• [WHAT THE TASK REQUIRES]:
Identify the lines that contain the string "improvements" and copy all of them.

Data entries
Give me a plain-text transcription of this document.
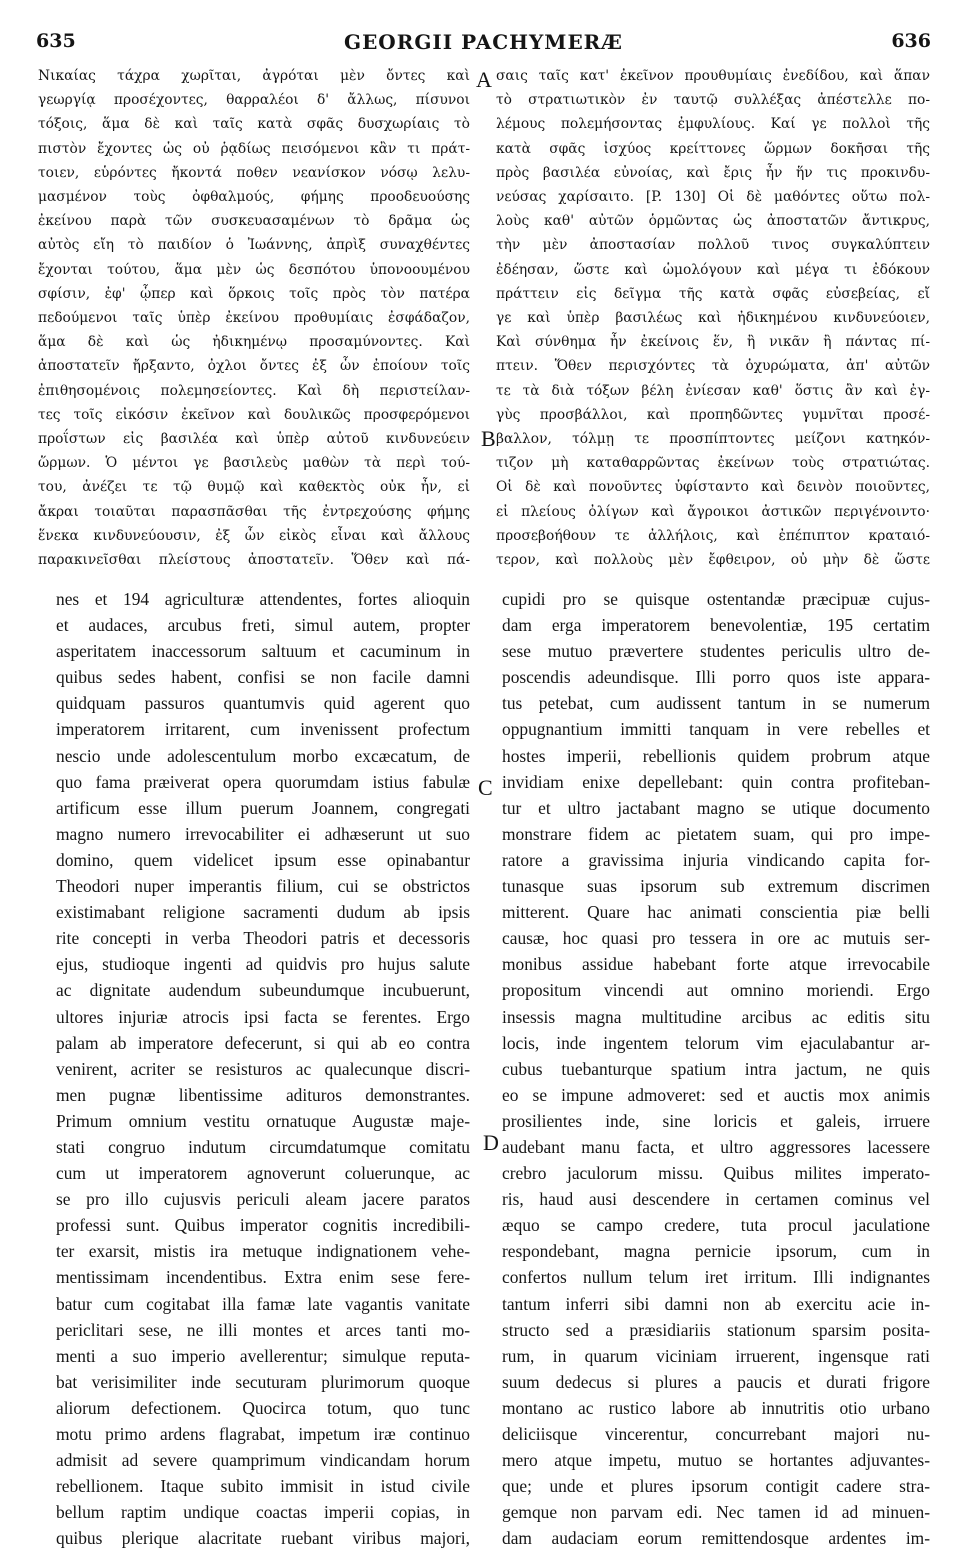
635	GEORGII PACHYMERÆ	636

Νικαίας τάχρα χωρῖται, ἀγρόται μὲν ὄντες καὶ

γεωργίᾳ προσέχοντες, θαρραλέοι δ' ἄλλως, πίσυνοι

τόξοις, ἅμα δὲ καὶ ταῖς κατὰ σφᾶς δυσχωρίαις τὸ

πιστὸν ἔχοντες ὡς οὐ ῥᾳδίως πεισόμενοι κἂν τι πράτ-

τοιεν, εὑρόντες ἤκοντά ποθεν νεανίσκον νόσῳ λελυ-

μασμένον τοὺς ὀφθαλμούς, φήμης προοδευούσης

ἐκείνου παρὰ τῶν συσκευασαμένων τὸ δρᾶμα ὡς

αὐτὸς εἴη τὸ παιδίον ὁ Ἰωάννης, ἀπρὶξ συναχθέντες

ἔχονται τούτου, ἅμα μὲν ὡς δεσπότου ὑπονοουμένου

σφίσιν, ἐφ' ᾧπερ καὶ ὅρκοις τοῖς πρὸς τὸν πατέρα

πεδούμενοι ταῖς ὑπὲρ ἐκείνου προθυμίαις ἐσφάδαζον,

ἅμα δὲ καὶ ὡς ἠδικημένῳ προσαμύνοντες. Καὶ

ἀποστατεῖν ἤρξαντο, ὀχλοι ὄντες ἐξ ὧν ἐποίουν τοῖς

ἐπιθησομένοις πολεμησείοντες. Καὶ δὴ περιστείλαν-

τες τοῖς εἰκόσιν ἐκεῖνον καὶ δουλικῶς προσφερόμενοι

προΐστων εἰς βασιλέα καὶ ὑπὲρ αὐτοῦ κινδυνεύειν

ὥρμων. Ὁ μέντοι γε βασιλεὺς μαθὼν τὰ περὶ τού-

του, ἀνέζει τε τῷ θυμῷ καὶ καθεκτὸς οὐκ ἦν, εἰ

ἄκραι τοιαῦται παρασπᾶσθαι τῆς ἐντρεχούσης φήμης

ἕνεκα κινδυνεύουσιν, ἐξ ὧν εἰκὸς εἶναι καὶ ἄλλους

παρακινεῖσθαι πλείστους ἀποστατεῖν. Ὅθεν καὶ πά-

σαις ταῖς κατ' ἐκεῖνον προυθυμίαις ἐνεδίδου, καὶ ἅπαν

τὸ στρατιωτικὸν ἐν ταυτῷ συλλέξας ἀπέστελλε πο-

λέμους πολεμήσοντας ἐμφυλίους. Καί γε πολλοὶ τῆς

κατὰ σφᾶς ἰσχύος κρείττονες ὥρμων δοκῆσαι τῆς

πρὸς βασιλέα εὐνοίας, καὶ ἔρις ἦν ἥν τις προκινδυ-

νεύσας χαρίσαιτο. [P. 130] Οἱ δὲ μαθόντες οὕτω πολ-

λοὺς καθ' αὐτῶν ὁρμῶντας ὡς ἀποστατῶν ἄντικρυς,

τὴν μὲν ἀποστασίαν πολλοῦ τινος συγκαλύπτειν

ἐδέησαν, ὥστε καὶ ὡμολόγουν καὶ μέγα τι ἐδόκουν

πράττειν εἰς δεῖγμα τῆς κατὰ σφᾶς εὐσεβείας, εἴ

γε καὶ ὑπὲρ βασιλέως καὶ ἠδικημένου κινδυνεύοιεν,

Καὶ σύνθημα ἦν ἐκείνοις ἕν, ἢ νικᾶν ἢ πάντας πί-

πτειν. Ὅθεν περισχόντες τὰ ὀχυρώματα, ἀπ' αὐτῶν

τε τὰ διὰ τόξων βέλη ἐνίεσαν καθ' ὅστις ἂν καὶ ἐγ-

γὺς προσβάλλοι, καὶ προπηδῶντες γυμνῖται προσέ-

βαλλον, τόλμῃ τε προσπίπτοντες μείζονι κατηκόν-

τιζον μὴ καταθαρρῶντας ἐκείνων τοὺς στρατιώτας.

Οἱ δὲ καὶ πονοῦντες ὑφίσταντο καὶ δεινὸν ποιοῦντες,

εἰ πλείους ὀλίγων καὶ ἄγροικοι ἀστικῶν περιγένοιντο·

προσεβοήθουν τε ἀλλήλοις, καὶ ἐπέπιπτον κραταιό-

τερον, καὶ πολλοὺς μὲν ἔφθειρον, οὐ μὴν δὲ ὥστε

A
B
C
D

nes et 194 agriculturæ attendentes, fortes alioquin

et audaces, arcubus freti, simul autem, propter

asperitatem inaccessorum saltuum et cacuminum in

quibus sedes habent, confisi se non facile damni

quidquam passuros quantumvis quid agerent quo

imperatorem irritarent, cum invenissent profectum

nescio unde adolescentulum morbo excæcatum, de

quo fama præiverat opera quorumdam istius fabulæ

artificum esse illum puerum Joannem, congregati

magno numero irrevocabiliter ei adhæserunt ut suo

domino, quem videlicet ipsum esse opinabantur

Theodori nuper imperantis filium, cui se obstrictos

existimabant religione sacramenti dudum ab ipsis

rite concepti in verba Theodori patris et decessoris

ejus, studioque ingenti ad quidvis pro hujus salute

ac dignitate audendum subeundumque incubuerunt,

ultores injuriæ atrocis ipsi facta se ferentes. Ergo

palam ab imperatore defecerunt, si qui ab eo contra

venirent, acriter se resisturos ac qualecunque discri-

men pugnæ libentissime adituros demonstrantes.

Primum omnium vestitu ornatuque Augustæ maje-

stati congruo indutum circumdatumque comitatu

cum ut imperatorem agnoverunt coluerunque, ac

se pro illo cujusvis periculi aleam jacere paratos

professi sunt. Quibus imperator cognitis incredibili-

ter exarsit, mistis ira metuque indignationem vehe-

mentissimam incendentibus. Extra enim sese fere-

batur cum cogitabat illa famæ late vagantis vanitate

periclitari sese, ne illi montes et arces tanti mo-

menti a suo imperio avellerentur; simulque reputa-

bat verisimiliter inde secuturam plurimorum quoque

aliorum defectionem. Quocirca totum, quo tunc

motu primo ardens flagrabat, impetum iræ continuo

admisit ad severe quamprimum vindicandam horum

rebellionem. Itaque subito immisit in istud civile

bellum raptim undique coactas imperii copias, in

quibus plerique alacritate ruebant viribus majori,

cupidi pro se quisque ostentandæ præcipuæ cujus-

dam erga imperatorem benevolentiæ, 195 certatim

sese mutuo prævertere studentes periculis ultro de-

poscendis adeundisque. Illi porro quos iste appara-

tus petebat, cum audissent tantum in se numerum

oppugnantium immitti tanquam in vere rebelles et

hostes imperii, rebellionis quidem probrum atque

invidiam enixe depellebant: quin contra profiteban-

tur et ultro jactabant magno se utique documento

monstrare fidem ac pietatem suam, qui pro impe-

ratore a gravissima injuria vindicando capita for-

tunasque suas ipsorum sub extremum discrimen

mitterent. Quare hac animati conscientia piæ belli

causæ, hoc quasi pro tessera in ore ac mutuis ser-

monibus assidue habebant forte atque irrevocabile

propositum vincendi aut omnino moriendi. Ergo

insessis magna multitudine arcibus ac editis situ

locis, inde ingentem telorum vim ejaculabantur ar-

cubus tuebanturque spatium intra jactum, ne quis

eo se impune admoveret: sed et auctis mox animis

prosilientes inde, sine loricis et galeis, irruere

audebant manu facta, et ultro aggressores lacessere

crebro jaculorum missu. Quibus milites imperato-

ris, haud ausi descendere in certamen cominus vel

æquo se campo credere, tuta procul jaculatione

respondebant, magna pernicie ipsorum, cum in

confertos nullum telum iret irritum. Illi indignantes

tantum inferri sibi damni non ab exercitu acie in-

structo sed a præsidiariis stationum sparsim posita-

rum, in quarum viciniam irruerent, ingensque rati

suum dedecus si plures a paucis et durati frigore

montano ac rustico labore ab innutritis otio urbano

deliciisque vincerentur, concurrebant majori nu-

mero atque impetu, mutuo se hortantes adjuvantes-

que; unde et plures ipsorum contigit cadere stra-

gemque non parvam edi. Nec tamen id ad minuen-

dam audaciam eorum remittendosque ardentes im-
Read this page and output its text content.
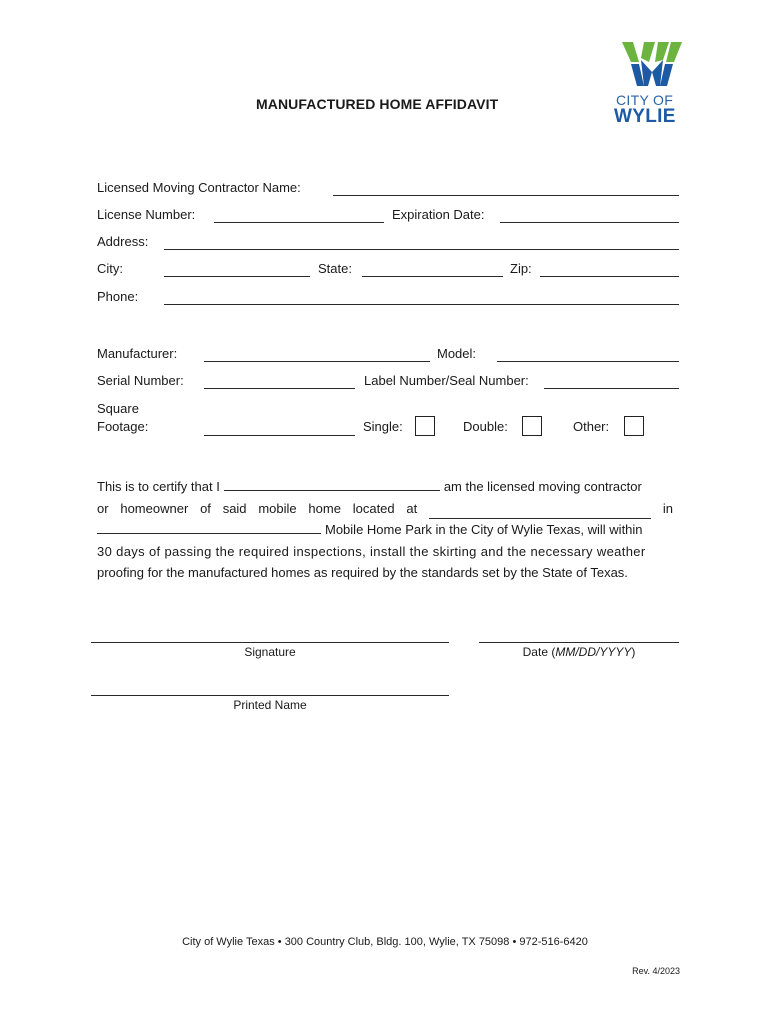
CITY OF
WYLIE
MANUFACTURED HOME AFFIDAVIT
Licensed Moving Contractor Name:
License Number:	Expiration Date:
Address:
City:	State:	Zip:
Phone:
Manufacturer:	Model:
Serial Number:	Label Number/Seal Number:
Square
Footage:	Single:	Double:	Other:
This is to certify that I	am the licensed moving contractor
or homeowner of said mobile home located at	in
Mobile Home Park in the City of Wylie Texas, will within
30 days of passing the required inspections, install the skirting and the necessary weather
proofing for the manufactured homes as required by the standards set by the State of Texas.
Signature	Date (MM/DD/YYYY)
Printed Name
City of Wylie Texas • 300 Country Club, Bldg. 100, Wylie, TX 75098 • 972-516-6420
Rev. 4/2023
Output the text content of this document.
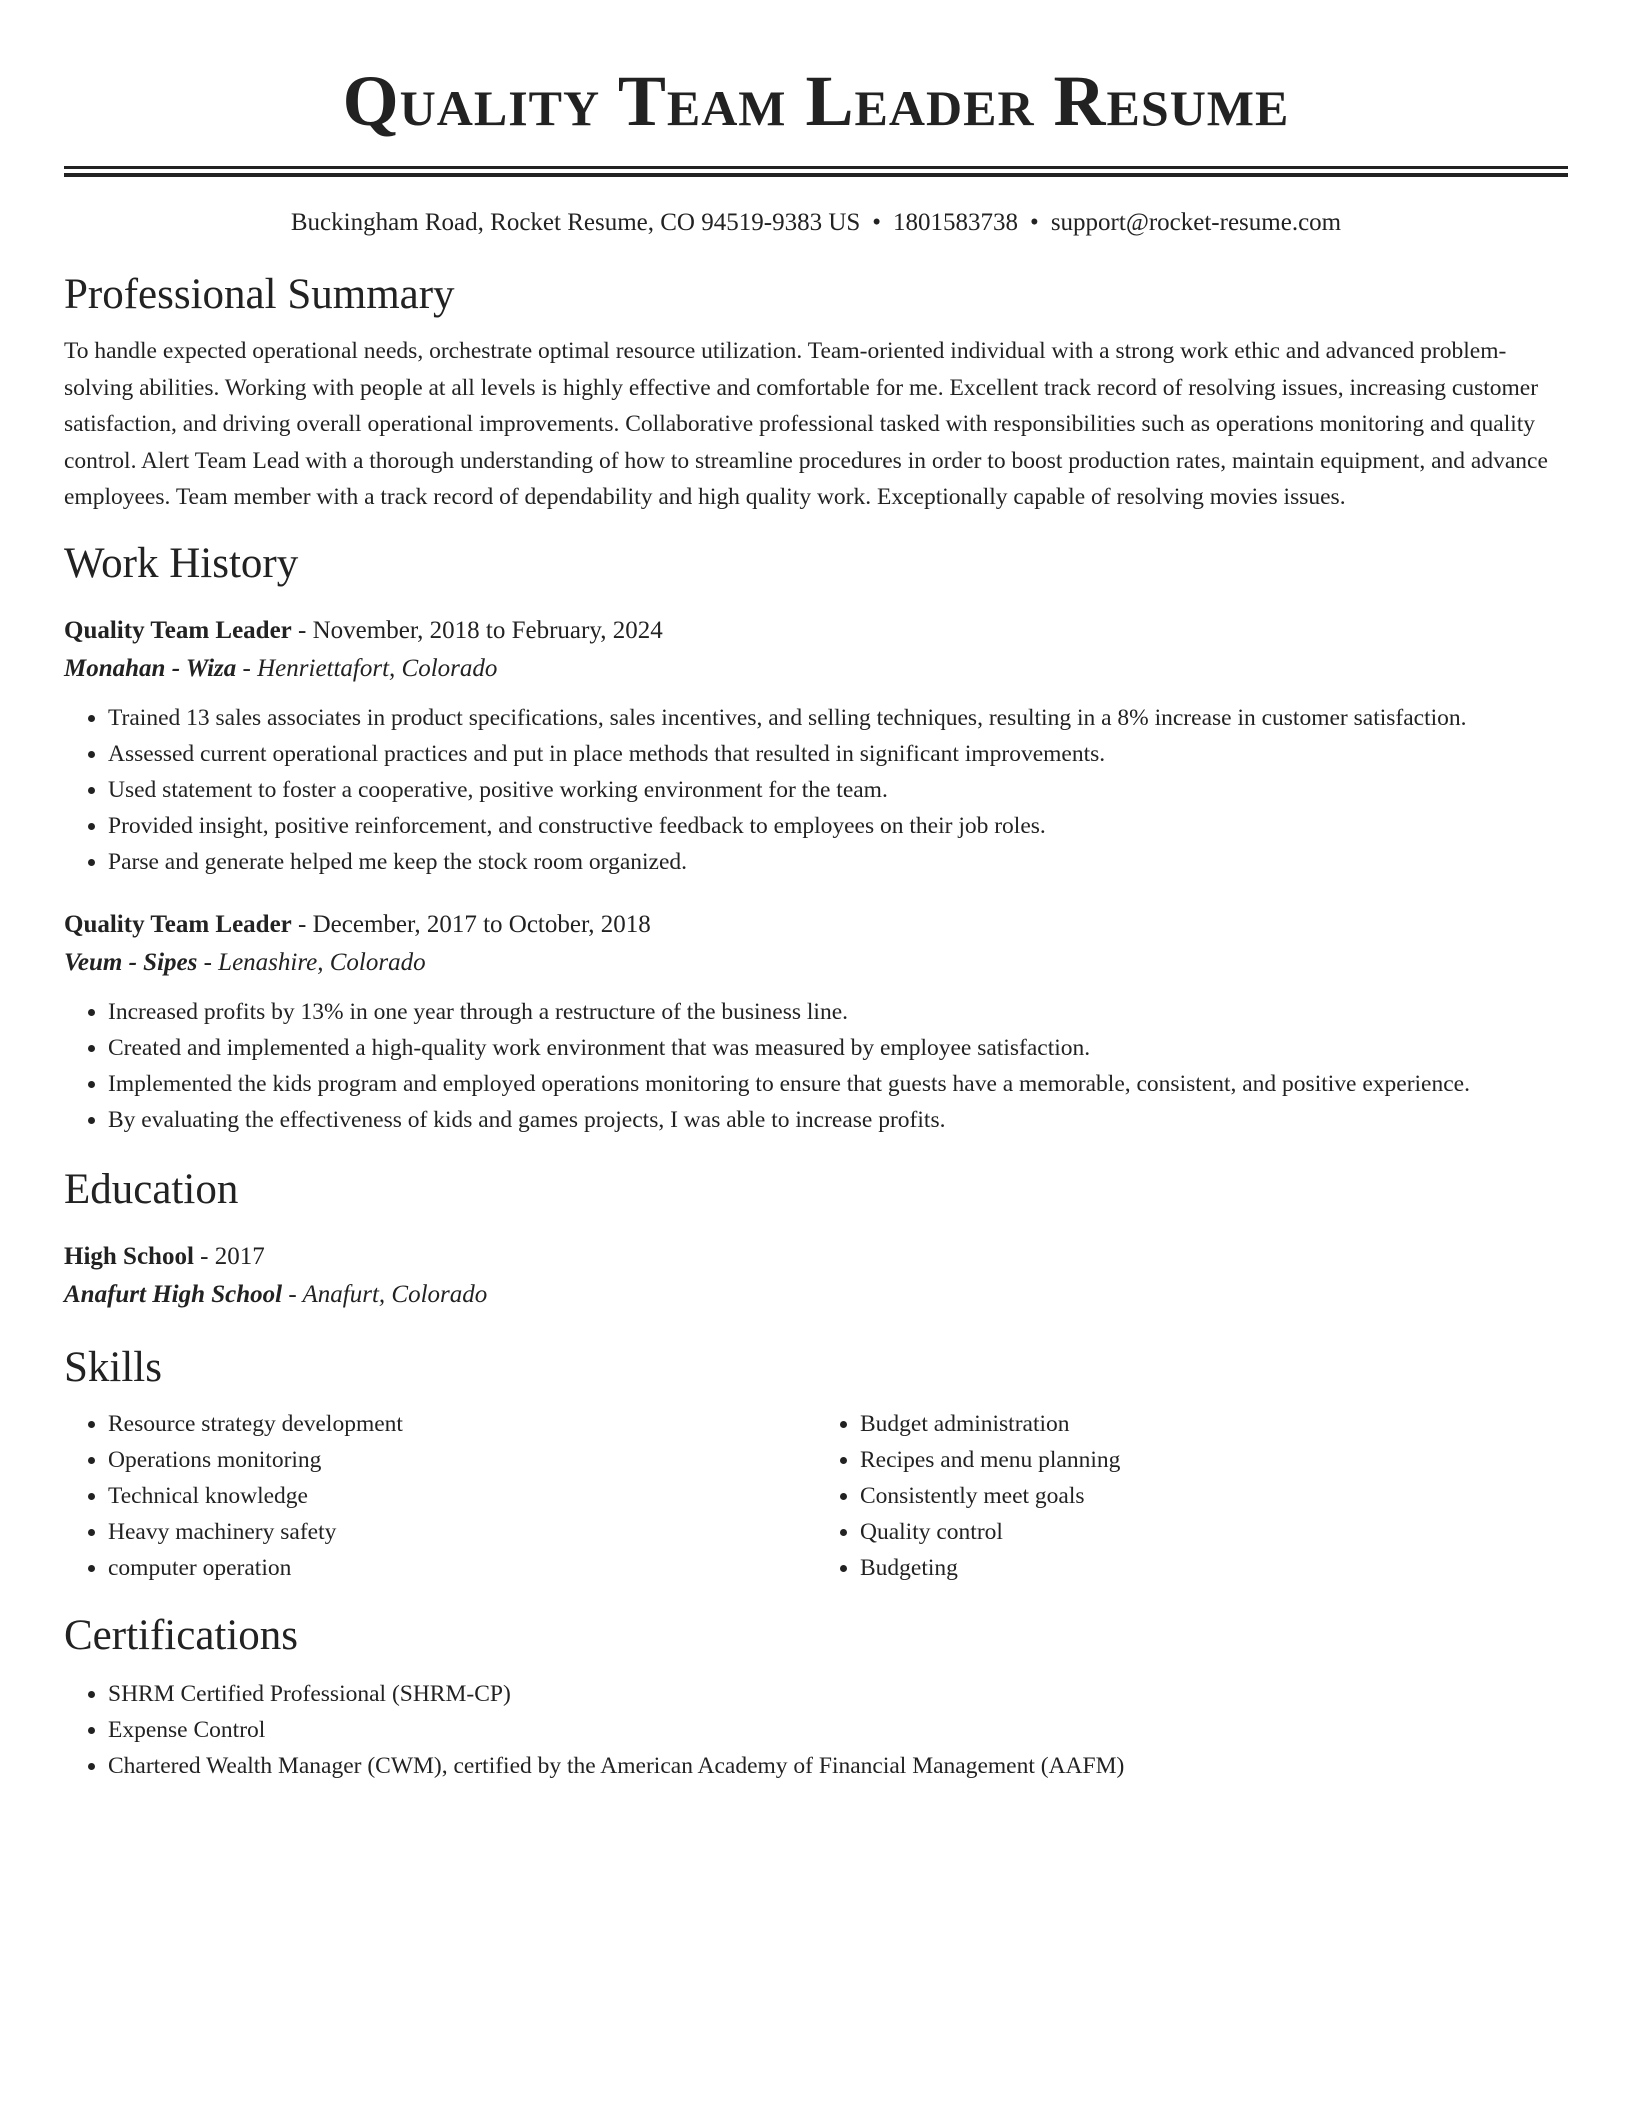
Quality Team Leader Resume
Buckingham Road, Rocket Resume, CO 94519-9383 US • 1801583738 • support@rocket-resume.com
Professional Summary

To handle expected operational needs, orchestrate optimal resource utilization. Team-oriented individual with a strong work ethic and advanced problem-solving abilities. Working with people at all levels is highly effective and comfortable for me. Excellent track record of resolving issues, increasing customer satisfaction, and driving overall operational improvements. Collaborative professional tasked with responsibilities such as operations monitoring and quality control. Alert Team Lead with a thorough understanding of how to streamline procedures in order to boost production rates, maintain equipment, and advance employees. Team member with a track record of dependability and high quality work. Exceptionally capable of resolving movies issues.

Work History
Quality Team Leader - November, 2018 to February, 2024
Monahan - Wiza - Henriettafort, Colorado
• Trained 13 sales associates in product specifications, sales incentives, and selling techniques, resulting in a 8% increase in customer satisfaction.
• Assessed current operational practices and put in place methods that resulted in significant improvements.
• Used statement to foster a cooperative, positive working environment for the team.
• Provided insight, positive reinforcement, and constructive feedback to employees on their job roles.
• Parse and generate helped me keep the stock room organized.
Quality Team Leader - December, 2017 to October, 2018
Veum - Sipes - Lenashire, Colorado
• Increased profits by 13% in one year through a restructure of the business line.
• Created and implemented a high-quality work environment that was measured by employee satisfaction.
• Implemented the kids program and employed operations monitoring to ensure that guests have a memorable, consistent, and positive experience.
• By evaluating the effectiveness of kids and games projects, I was able to increase profits.
Education
High School - 2017
Anafurt High School - Anafurt, Colorado
Skills
• Resource strategy development
• Operations monitoring
• Technical knowledge
• Heavy machinery safety
• computer operation
• Budget administration
• Recipes and menu planning
• Consistently meet goals
• Quality control
• Budgeting
Certifications
• SHRM Certified Professional (SHRM-CP)
• Expense Control
• Chartered Wealth Manager (CWM), certified by the American Academy of Financial Management (AAFM)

• [RESPONSE BELOW]:
To handle expected operational needs, orchestrate optimal resource utilization. Team-oriented individual with a strong work ethic and advanced problem-solving abilities. Working with people at all levels is highly effective and comfortable for me. Excellent track record of resolving issues, increasing customer satisfaction, and driving overall operational improvements. Collaborative professional tasked with responsibilities such as operations monitoring and quality control. Alert Team Lead with a thorough understanding of how to streamline procedures in order to boost production rates, maintain equipment, and advance employees. Team member with a track record of dependability and high quality work. Exceptionally capable of resolving movies issues.
• Assessed current operational practices and put in place methods that resulted in significant improvements.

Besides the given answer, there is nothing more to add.